(Requirements) Return the lines below that carry the word "type".
———
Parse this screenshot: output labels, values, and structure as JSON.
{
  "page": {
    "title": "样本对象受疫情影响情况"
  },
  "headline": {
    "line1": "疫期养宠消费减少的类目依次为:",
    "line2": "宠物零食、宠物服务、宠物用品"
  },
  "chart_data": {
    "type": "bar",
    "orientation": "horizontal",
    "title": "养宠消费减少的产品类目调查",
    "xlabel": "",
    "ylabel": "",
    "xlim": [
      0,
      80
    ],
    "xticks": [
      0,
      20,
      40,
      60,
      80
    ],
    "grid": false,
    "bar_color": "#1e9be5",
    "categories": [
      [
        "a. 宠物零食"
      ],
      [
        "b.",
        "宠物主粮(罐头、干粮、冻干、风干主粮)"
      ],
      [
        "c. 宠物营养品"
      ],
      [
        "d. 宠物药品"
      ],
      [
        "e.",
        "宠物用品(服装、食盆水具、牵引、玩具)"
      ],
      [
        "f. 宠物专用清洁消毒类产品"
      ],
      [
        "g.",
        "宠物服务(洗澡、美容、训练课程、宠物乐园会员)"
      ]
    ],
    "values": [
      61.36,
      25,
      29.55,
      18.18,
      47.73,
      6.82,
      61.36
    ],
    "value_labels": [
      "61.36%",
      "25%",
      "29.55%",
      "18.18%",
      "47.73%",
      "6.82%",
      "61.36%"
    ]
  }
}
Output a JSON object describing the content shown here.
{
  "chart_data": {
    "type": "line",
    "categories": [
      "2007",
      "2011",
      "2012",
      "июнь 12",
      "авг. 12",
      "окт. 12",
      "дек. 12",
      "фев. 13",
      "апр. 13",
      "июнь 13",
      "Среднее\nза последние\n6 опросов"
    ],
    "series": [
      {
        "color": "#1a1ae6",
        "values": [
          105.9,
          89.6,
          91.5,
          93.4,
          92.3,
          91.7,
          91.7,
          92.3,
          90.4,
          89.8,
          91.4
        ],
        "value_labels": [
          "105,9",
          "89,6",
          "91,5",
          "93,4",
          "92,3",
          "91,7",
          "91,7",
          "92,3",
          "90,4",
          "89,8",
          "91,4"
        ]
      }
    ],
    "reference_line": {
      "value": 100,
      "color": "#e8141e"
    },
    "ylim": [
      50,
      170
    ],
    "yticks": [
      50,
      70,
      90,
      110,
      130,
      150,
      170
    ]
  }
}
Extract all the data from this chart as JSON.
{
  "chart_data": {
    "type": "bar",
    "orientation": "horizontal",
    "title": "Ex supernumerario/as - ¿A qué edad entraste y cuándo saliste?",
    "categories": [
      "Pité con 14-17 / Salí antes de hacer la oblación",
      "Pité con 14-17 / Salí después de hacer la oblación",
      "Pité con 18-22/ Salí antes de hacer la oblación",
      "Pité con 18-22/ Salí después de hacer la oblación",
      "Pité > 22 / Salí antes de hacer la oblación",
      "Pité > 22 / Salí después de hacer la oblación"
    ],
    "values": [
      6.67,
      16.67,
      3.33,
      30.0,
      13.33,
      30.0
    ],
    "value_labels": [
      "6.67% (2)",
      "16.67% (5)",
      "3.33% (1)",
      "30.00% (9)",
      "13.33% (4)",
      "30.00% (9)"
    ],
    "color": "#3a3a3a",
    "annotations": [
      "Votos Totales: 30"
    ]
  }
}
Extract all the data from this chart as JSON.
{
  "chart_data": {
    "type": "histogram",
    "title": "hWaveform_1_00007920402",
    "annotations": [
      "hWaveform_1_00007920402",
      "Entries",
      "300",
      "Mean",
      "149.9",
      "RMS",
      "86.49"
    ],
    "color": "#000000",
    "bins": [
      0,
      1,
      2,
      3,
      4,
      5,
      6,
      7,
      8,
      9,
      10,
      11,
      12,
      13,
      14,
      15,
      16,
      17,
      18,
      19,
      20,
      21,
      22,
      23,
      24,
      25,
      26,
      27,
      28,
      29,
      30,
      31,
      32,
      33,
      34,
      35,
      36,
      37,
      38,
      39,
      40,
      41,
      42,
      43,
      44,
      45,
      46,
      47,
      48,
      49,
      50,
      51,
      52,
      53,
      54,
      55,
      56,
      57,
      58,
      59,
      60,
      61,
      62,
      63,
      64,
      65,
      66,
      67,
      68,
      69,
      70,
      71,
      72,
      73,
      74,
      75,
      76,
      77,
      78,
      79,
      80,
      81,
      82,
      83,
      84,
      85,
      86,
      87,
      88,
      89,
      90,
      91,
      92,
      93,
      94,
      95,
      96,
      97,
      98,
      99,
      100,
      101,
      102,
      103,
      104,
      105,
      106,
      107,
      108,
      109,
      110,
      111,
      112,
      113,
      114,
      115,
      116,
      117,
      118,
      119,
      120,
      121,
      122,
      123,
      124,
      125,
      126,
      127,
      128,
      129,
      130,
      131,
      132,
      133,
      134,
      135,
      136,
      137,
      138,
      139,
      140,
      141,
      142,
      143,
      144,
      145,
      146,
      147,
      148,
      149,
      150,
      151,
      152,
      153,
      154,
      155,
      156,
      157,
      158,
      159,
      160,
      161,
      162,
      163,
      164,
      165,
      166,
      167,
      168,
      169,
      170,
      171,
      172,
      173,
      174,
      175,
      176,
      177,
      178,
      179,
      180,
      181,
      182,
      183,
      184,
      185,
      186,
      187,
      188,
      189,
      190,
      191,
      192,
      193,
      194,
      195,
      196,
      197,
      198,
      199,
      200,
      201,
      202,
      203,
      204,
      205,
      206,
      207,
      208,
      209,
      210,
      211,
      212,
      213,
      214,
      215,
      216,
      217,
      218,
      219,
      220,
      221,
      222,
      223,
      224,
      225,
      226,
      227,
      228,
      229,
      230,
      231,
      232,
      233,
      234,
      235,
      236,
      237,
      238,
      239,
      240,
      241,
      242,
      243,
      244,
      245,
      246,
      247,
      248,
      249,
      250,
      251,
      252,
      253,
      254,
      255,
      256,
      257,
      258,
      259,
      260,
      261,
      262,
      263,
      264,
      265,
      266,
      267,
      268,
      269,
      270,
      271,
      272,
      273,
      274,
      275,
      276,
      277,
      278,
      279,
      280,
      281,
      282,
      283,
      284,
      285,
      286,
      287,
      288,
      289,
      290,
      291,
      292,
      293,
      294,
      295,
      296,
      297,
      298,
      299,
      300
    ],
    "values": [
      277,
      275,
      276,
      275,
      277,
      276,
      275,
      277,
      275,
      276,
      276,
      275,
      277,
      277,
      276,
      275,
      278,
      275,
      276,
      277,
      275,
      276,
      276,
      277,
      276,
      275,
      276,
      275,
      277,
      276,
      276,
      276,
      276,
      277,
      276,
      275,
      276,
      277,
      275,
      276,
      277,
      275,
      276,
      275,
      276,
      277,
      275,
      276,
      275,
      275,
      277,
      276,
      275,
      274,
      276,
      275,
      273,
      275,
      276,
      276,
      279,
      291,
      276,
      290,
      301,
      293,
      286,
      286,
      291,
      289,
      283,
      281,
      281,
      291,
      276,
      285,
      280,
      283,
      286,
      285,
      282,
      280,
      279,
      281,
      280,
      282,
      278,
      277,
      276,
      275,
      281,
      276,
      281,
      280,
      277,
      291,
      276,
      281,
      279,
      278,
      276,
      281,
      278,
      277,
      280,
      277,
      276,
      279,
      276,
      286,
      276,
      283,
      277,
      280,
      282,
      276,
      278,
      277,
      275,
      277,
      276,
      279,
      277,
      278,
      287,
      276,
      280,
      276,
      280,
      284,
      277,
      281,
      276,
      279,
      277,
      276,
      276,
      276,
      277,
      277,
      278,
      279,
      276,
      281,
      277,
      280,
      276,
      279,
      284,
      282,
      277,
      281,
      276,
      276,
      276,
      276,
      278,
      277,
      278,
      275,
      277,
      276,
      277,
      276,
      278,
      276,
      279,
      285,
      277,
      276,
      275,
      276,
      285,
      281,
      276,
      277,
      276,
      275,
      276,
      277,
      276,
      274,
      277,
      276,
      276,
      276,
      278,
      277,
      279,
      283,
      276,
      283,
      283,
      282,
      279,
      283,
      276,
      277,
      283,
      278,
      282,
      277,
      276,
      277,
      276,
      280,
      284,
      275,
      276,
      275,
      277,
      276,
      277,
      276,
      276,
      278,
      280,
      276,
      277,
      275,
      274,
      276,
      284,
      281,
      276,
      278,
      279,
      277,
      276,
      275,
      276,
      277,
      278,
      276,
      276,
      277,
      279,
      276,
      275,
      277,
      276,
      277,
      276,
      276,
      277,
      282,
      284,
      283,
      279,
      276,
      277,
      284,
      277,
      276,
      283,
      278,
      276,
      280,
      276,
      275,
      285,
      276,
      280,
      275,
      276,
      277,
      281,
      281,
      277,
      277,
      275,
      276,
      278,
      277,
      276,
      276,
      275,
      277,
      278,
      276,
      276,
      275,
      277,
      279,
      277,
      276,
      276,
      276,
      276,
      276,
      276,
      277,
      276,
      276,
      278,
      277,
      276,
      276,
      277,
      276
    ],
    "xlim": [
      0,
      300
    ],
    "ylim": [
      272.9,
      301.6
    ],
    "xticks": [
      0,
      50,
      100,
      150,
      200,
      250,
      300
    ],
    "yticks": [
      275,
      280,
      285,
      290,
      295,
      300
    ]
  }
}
———
(Written answer)
    "type": "bar",
    "type": "line",
    "type": "bar",
    "type": "histogram",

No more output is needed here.